● Problem
Pictures do not belong in the copy, so please give every entry below again exactly.

● Data to use
# # # # #
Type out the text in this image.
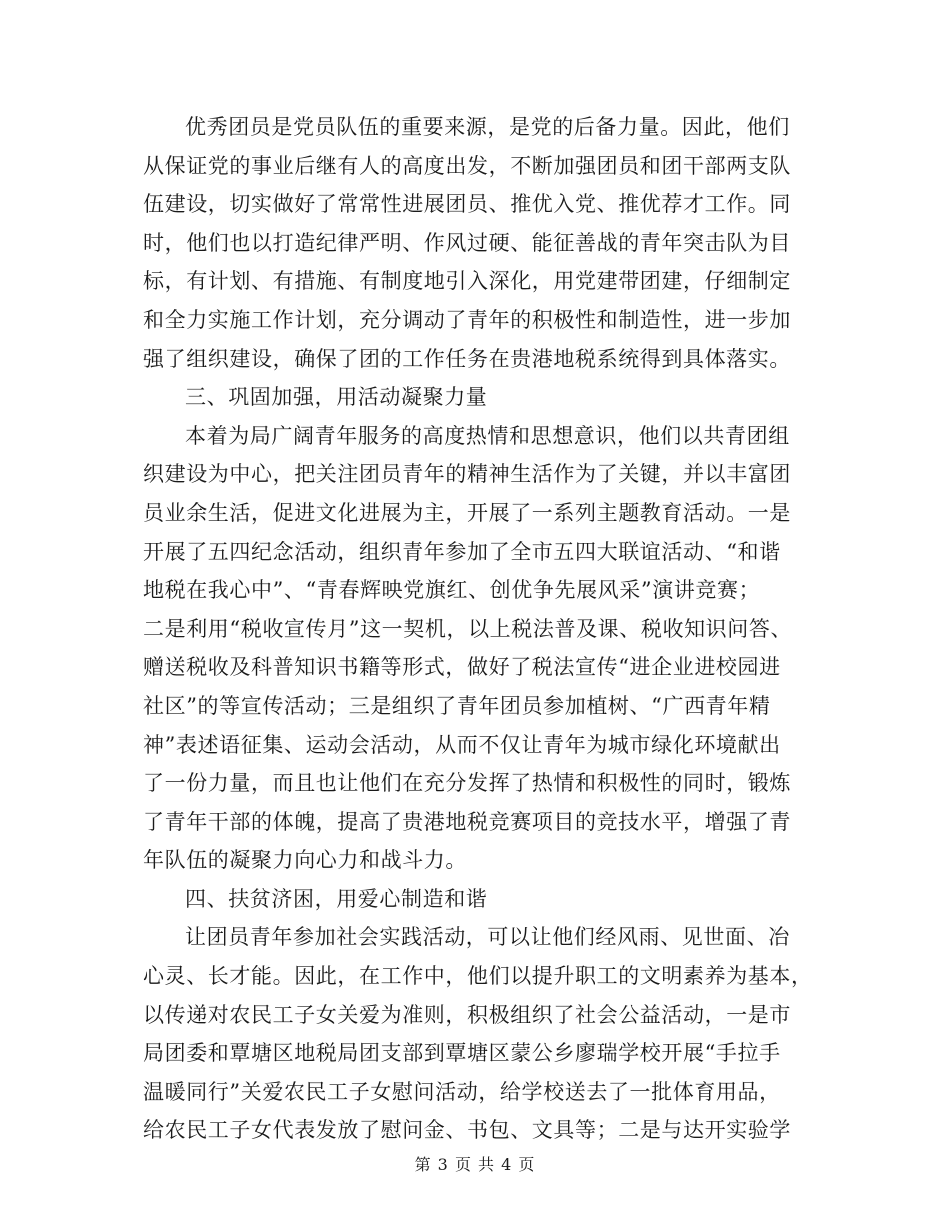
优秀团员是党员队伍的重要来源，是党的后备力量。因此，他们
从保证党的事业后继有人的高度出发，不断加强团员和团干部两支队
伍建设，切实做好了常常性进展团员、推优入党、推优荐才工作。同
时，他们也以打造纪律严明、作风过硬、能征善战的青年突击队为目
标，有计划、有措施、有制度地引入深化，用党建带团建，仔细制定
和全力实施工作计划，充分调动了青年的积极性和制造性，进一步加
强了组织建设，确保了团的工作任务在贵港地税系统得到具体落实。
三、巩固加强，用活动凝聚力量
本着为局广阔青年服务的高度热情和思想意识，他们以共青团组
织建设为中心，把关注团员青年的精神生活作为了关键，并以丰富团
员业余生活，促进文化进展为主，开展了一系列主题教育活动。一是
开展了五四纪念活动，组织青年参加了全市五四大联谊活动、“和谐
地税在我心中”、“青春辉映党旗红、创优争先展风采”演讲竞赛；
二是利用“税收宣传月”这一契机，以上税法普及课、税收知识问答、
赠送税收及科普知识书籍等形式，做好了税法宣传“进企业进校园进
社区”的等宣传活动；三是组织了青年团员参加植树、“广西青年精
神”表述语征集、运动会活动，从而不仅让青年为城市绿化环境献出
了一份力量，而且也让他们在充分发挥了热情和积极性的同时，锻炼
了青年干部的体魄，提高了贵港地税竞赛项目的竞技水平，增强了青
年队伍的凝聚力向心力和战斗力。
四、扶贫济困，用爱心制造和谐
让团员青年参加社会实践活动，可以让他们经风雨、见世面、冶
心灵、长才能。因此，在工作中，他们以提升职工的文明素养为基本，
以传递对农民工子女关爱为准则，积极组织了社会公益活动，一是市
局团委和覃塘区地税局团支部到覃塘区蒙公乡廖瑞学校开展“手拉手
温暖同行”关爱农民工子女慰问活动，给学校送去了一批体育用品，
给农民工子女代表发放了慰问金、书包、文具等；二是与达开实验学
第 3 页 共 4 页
# # # # #
● The output
Type out the text in this image.
优秀团员是党员队伍的重要来源，是党的后备力量。因此，他们
从保证党的事业后继有人的高度出发，不断加强团员和团干部两支队
伍建设，切实做好了常常性进展团员、推优入党、推优荐才工作。同
时，他们也以打造纪律严明、作风过硬、能征善战的青年突击队为目
标，有计划、有措施、有制度地引入深化，用党建带团建，仔细制定
和全力实施工作计划，充分调动了青年的积极性和制造性，进一步加
强了组织建设，确保了团的工作任务在贵港地税系统得到具体落实。
三、巩固加强，用活动凝聚力量
本着为局广阔青年服务的高度热情和思想意识，他们以共青团组
织建设为中心，把关注团员青年的精神生活作为了关键，并以丰富团
员业余生活，促进文化进展为主，开展了一系列主题教育活动。一是
开展了五四纪念活动，组织青年参加了全市五四大联谊活动、“和谐
地税在我心中”、“青春辉映党旗红、创优争先展风采”演讲竞赛；
二是利用“税收宣传月”这一契机，以上税法普及课、税收知识问答、
赠送税收及科普知识书籍等形式，做好了税法宣传“进企业进校园进
社区”的等宣传活动；三是组织了青年团员参加植树、“广西青年精
神”表述语征集、运动会活动，从而不仅让青年为城市绿化环境献出
了一份力量，而且也让他们在充分发挥了热情和积极性的同时，锻炼
了青年干部的体魄，提高了贵港地税竞赛项目的竞技水平，增强了青
年队伍的凝聚力向心力和战斗力。
四、扶贫济困，用爱心制造和谐
让团员青年参加社会实践活动，可以让他们经风雨、见世面、冶
心灵、长才能。因此，在工作中，他们以提升职工的文明素养为基本，
以传递对农民工子女关爱为准则，积极组织了社会公益活动，一是市
局团委和覃塘区地税局团支部到覃塘区蒙公乡廖瑞学校开展“手拉手
温暖同行”关爱农民工子女慰问活动，给学校送去了一批体育用品，
给农民工子女代表发放了慰问金、书包、文具等；二是与达开实验学
第 3 页 共 4 页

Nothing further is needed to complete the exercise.